* _AIM OF THE EXERCISE_: Copy out all of the material exactly as presented.

* _DATA FOR PROCESSING_:
---*---

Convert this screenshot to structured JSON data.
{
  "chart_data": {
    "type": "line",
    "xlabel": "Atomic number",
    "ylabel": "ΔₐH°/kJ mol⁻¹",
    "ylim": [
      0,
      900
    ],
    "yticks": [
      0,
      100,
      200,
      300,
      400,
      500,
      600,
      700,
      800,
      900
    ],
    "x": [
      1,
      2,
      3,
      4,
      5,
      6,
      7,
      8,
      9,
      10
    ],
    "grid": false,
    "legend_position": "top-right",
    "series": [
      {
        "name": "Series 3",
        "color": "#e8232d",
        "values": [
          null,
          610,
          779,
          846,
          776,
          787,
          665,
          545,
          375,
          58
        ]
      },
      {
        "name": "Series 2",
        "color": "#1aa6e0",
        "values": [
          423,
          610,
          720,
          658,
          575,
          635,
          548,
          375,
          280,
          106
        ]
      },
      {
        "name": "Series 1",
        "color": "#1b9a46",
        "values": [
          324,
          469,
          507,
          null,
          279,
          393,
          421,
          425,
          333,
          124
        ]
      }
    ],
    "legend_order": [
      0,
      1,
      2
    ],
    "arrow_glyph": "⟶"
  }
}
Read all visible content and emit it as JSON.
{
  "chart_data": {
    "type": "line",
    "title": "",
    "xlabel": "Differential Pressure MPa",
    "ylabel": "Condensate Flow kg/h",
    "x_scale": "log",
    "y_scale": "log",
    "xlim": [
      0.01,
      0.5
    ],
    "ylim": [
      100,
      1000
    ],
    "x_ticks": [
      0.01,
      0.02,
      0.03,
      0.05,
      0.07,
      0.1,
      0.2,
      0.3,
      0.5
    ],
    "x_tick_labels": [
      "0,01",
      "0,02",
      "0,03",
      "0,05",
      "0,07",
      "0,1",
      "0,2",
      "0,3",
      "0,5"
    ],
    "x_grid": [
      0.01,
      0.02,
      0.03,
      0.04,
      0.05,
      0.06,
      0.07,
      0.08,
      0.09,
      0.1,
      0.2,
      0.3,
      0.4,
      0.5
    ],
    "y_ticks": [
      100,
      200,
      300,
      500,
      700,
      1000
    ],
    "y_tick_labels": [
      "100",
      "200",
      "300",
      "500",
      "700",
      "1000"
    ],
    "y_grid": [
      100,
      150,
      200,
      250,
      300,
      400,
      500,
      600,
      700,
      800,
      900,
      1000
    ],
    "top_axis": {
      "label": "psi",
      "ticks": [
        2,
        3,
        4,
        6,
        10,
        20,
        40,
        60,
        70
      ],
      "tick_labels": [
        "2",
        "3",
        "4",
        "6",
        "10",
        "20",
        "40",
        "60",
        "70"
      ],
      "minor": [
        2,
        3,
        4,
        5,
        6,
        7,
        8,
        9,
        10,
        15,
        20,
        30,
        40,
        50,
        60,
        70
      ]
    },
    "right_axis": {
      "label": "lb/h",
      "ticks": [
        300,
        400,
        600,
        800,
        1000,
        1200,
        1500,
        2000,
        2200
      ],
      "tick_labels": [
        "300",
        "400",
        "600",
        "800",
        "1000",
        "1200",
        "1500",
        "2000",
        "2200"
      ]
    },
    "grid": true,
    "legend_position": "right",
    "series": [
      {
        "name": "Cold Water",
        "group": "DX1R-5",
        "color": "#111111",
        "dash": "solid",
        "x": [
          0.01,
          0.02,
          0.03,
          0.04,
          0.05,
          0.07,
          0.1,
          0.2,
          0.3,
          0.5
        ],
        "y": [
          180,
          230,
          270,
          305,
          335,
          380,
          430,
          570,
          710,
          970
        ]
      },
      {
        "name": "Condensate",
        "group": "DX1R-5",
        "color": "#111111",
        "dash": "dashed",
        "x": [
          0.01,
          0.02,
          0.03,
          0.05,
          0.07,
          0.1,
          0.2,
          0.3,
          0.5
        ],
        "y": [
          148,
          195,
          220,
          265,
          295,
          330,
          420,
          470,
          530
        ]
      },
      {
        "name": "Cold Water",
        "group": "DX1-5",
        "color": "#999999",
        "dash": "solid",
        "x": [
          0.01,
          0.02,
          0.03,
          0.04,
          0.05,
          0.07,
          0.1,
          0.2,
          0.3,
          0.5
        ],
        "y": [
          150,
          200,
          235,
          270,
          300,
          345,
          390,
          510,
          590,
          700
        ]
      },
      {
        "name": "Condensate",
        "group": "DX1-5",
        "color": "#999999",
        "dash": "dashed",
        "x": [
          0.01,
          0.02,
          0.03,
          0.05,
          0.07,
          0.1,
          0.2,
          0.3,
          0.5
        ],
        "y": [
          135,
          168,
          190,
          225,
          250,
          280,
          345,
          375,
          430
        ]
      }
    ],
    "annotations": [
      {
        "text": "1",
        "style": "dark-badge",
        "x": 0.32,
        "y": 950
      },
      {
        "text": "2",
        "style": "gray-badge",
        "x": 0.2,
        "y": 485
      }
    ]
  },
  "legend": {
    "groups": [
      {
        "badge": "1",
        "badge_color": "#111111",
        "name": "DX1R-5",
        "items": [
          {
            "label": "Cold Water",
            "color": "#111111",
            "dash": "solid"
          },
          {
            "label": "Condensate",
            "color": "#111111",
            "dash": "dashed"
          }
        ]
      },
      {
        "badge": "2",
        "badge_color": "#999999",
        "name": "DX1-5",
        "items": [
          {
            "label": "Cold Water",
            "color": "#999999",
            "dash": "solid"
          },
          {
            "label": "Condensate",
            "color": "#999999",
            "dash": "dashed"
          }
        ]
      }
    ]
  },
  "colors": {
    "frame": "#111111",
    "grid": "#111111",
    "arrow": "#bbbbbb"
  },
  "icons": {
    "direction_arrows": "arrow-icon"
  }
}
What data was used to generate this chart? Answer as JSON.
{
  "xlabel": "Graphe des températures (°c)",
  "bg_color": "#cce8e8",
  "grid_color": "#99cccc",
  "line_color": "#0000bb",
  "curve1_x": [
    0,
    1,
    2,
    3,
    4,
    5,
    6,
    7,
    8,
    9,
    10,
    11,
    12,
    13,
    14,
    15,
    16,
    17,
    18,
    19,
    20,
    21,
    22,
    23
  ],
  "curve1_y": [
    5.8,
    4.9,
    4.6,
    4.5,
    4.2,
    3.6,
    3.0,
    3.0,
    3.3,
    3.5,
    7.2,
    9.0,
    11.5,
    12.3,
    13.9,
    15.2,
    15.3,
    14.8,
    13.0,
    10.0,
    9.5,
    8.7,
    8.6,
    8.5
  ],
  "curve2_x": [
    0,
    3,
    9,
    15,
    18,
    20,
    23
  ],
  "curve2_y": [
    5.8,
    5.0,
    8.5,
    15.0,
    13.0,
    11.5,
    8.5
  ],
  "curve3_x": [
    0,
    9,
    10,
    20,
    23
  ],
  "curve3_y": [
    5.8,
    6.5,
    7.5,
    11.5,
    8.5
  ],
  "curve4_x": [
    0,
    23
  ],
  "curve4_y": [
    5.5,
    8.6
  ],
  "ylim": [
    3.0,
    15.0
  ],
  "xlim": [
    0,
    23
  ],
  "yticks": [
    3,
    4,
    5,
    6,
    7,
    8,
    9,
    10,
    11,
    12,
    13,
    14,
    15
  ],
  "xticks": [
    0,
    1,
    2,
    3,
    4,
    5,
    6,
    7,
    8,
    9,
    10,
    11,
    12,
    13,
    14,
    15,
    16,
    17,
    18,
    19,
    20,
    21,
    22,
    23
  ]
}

---*---

* _OUTPUT_:
Convert this screenshot to structured JSON data.
{
  "chart_data": {
    "type": "line",
    "xlabel": "Atomic number",
    "ylabel": "ΔₐH°/kJ mol⁻¹",
    "ylim": [
      0,
      900
    ],
    "yticks": [
      0,
      100,
      200,
      300,
      400,
      500,
      600,
      700,
      800,
      900
    ],
    "x": [
      1,
      2,
      3,
      4,
      5,
      6,
      7,
      8,
      9,
      10
    ],
    "grid": false,
    "legend_position": "top-right",
    "series": [
      {
        "name": "Series 3",
        "color": "#e8232d",
        "values": [
          null,
          610,
          779,
          846,
          776,
          787,
          665,
          545,
          375,
          58
        ]
      },
      {
        "name": "Series 2",
        "color": "#1aa6e0",
        "values": [
          423,
          610,
          720,
          658,
          575,
          635,
          548,
          375,
          280,
          106
        ]
      },
      {
        "name": "Series 1",
        "color": "#1b9a46",
        "values": [
          324,
          469,
          507,
          null,
          279,
          393,
          421,
          425,
          333,
          124
        ]
      }
    ],
    "legend_order": [
      0,
      1,
      2
    ],
    "arrow_glyph": "⟶"
  }
}
Read all visible content and emit it as JSON.
{
  "chart_data": {
    "type": "line",
    "title": "",
    "xlabel": "Differential Pressure MPa",
    "ylabel": "Condensate Flow kg/h",
    "x_scale": "log",
    "y_scale": "log",
    "xlim": [
      0.01,
      0.5
    ],
    "ylim": [
      100,
      1000
    ],
    "x_ticks": [
      0.01,
      0.02,
      0.03,
      0.05,
      0.07,
      0.1,
      0.2,
      0.3,
      0.5
    ],
    "x_tick_labels": [
      "0,01",
      "0,02",
      "0,03",
      "0,05",
      "0,07",
      "0,1",
      "0,2",
      "0,3",
      "0,5"
    ],
    "x_grid": [
      0.01,
      0.02,
      0.03,
      0.04,
      0.05,
      0.06,
      0.07,
      0.08,
      0.09,
      0.1,
      0.2,
      0.3,
      0.4,
      0.5
    ],
    "y_ticks": [
      100,
      200,
      300,
      500,
      700,
      1000
    ],
    "y_tick_labels": [
      "100",
      "200",
      "300",
      "500",
      "700",
      "1000"
    ],
    "y_grid": [
      100,
      150,
      200,
      250,
      300,
      400,
      500,
      600,
      700,
      800,
      900,
      1000
    ],
    "top_axis": {
      "label": "psi",
      "ticks": [
        2,
        3,
        4,
        6,
        10,
        20,
        40,
        60,
        70
      ],
      "tick_labels": [
        "2",
        "3",
        "4",
        "6",
        "10",
        "20",
        "40",
        "60",
        "70"
      ],
      "minor": [
        2,
        3,
        4,
        5,
        6,
        7,
        8,
        9,
        10,
        15,
        20,
        30,
        40,
        50,
        60,
        70
      ]
    },
    "right_axis": {
      "label": "lb/h",
      "ticks": [
        300,
        400,
        600,
        800,
        1000,
        1200,
        1500,
        2000,
        2200
      ],
      "tick_labels": [
        "300",
        "400",
        "600",
        "800",
        "1000",
        "1200",
        "1500",
        "2000",
        "2200"
      ]
    },
    "grid": true,
    "legend_position": "right",
    "series": [
      {
        "name": "Cold Water",
        "group": "DX1R-5",
        "color": "#111111",
        "dash": "solid",
        "x": [
          0.01,
          0.02,
          0.03,
          0.04,
          0.05,
          0.07,
          0.1,
          0.2,
          0.3,
          0.5
        ],
        "y": [
          180,
          230,
          270,
          305,
          335,
          380,
          430,
          570,
          710,
          970
        ]
      },
      {
        "name": "Condensate",
        "group": "DX1R-5",
        "color": "#111111",
        "dash": "dashed",
        "x": [
          0.01,
          0.02,
          0.03,
          0.05,
          0.07,
          0.1,
          0.2,
          0.3,
          0.5
        ],
        "y": [
          148,
          195,
          220,
          265,
          295,
          330,
          420,
          470,
          530
        ]
      },
      {
        "name": "Cold Water",
        "group": "DX1-5",
        "color": "#999999",
        "dash": "solid",
        "x": [
          0.01,
          0.02,
          0.03,
          0.04,
          0.05,
          0.07,
          0.1,
          0.2,
          0.3,
          0.5
        ],
        "y": [
          150,
          200,
          235,
          270,
          300,
          345,
          390,
          510,
          590,
          700
        ]
      },
      {
        "name": "Condensate",
        "group": "DX1-5",
        "color": "#999999",
        "dash": "dashed",
        "x": [
          0.01,
          0.02,
          0.03,
          0.05,
          0.07,
          0.1,
          0.2,
          0.3,
          0.5
        ],
        "y": [
          135,
          168,
          190,
          225,
          250,
          280,
          345,
          375,
          430
        ]
      }
    ],
    "annotations": [
      {
        "text": "1",
        "style": "dark-badge",
        "x": 0.32,
        "y": 950
      },
      {
        "text": "2",
        "style": "gray-badge",
        "x": 0.2,
        "y": 485
      }
    ]
  },
  "legend": {
    "groups": [
      {
        "badge": "1",
        "badge_color": "#111111",
        "name": "DX1R-5",
        "items": [
          {
            "label": "Cold Water",
            "color": "#111111",
            "dash": "solid"
          },
          {
            "label": "Condensate",
            "color": "#111111",
            "dash": "dashed"
          }
        ]
      },
      {
        "badge": "2",
        "badge_color": "#999999",
        "name": "DX1-5",
        "items": [
          {
            "label": "Cold Water",
            "color": "#999999",
            "dash": "solid"
          },
          {
            "label": "Condensate",
            "color": "#999999",
            "dash": "dashed"
          }
        ]
      }
    ]
  },
  "colors": {
    "frame": "#111111",
    "grid": "#111111",
    "arrow": "#bbbbbb"
  },
  "icons": {
    "direction_arrows": "arrow-icon"
  }
}
What data was used to generate this chart? Answer as JSON.
{
  "xlabel": "Graphe des températures (°c)",
  "bg_color": "#cce8e8",
  "grid_color": "#99cccc",
  "line_color": "#0000bb",
  "curve1_x": [
    0,
    1,
    2,
    3,
    4,
    5,
    6,
    7,
    8,
    9,
    10,
    11,
    12,
    13,
    14,
    15,
    16,
    17,
    18,
    19,
    20,
    21,
    22,
    23
  ],
  "curve1_y": [
    5.8,
    4.9,
    4.6,
    4.5,
    4.2,
    3.6,
    3.0,
    3.0,
    3.3,
    3.5,
    7.2,
    9.0,
    11.5,
    12.3,
    13.9,
    15.2,
    15.3,
    14.8,
    13.0,
    10.0,
    9.5,
    8.7,
    8.6,
    8.5
  ],
  "curve2_x": [
    0,
    3,
    9,
    15,
    18,
    20,
    23
  ],
  "curve2_y": [
    5.8,
    5.0,
    8.5,
    15.0,
    13.0,
    11.5,
    8.5
  ],
  "curve3_x": [
    0,
    9,
    10,
    20,
    23
  ],
  "curve3_y": [
    5.8,
    6.5,
    7.5,
    11.5,
    8.5
  ],
  "curve4_x": [
    0,
    23
  ],
  "curve4_y": [
    5.5,
    8.6
  ],
  "ylim": [
    3.0,
    15.0
  ],
  "xlim": [
    0,
    23
  ],
  "yticks": [
    3,
    4,
    5,
    6,
    7,
    8,
    9,
    10,
    11,
    12,
    13,
    14,
    15
  ],
  "xticks": [
    0,
    1,
    2,
    3,
    4,
    5,
    6,
    7,
    8,
    9,
    10,
    11,
    12,
    13,
    14,
    15,
    16,
    17,
    18,
    19,
    20,
    21,
    22,
    23
  ]
}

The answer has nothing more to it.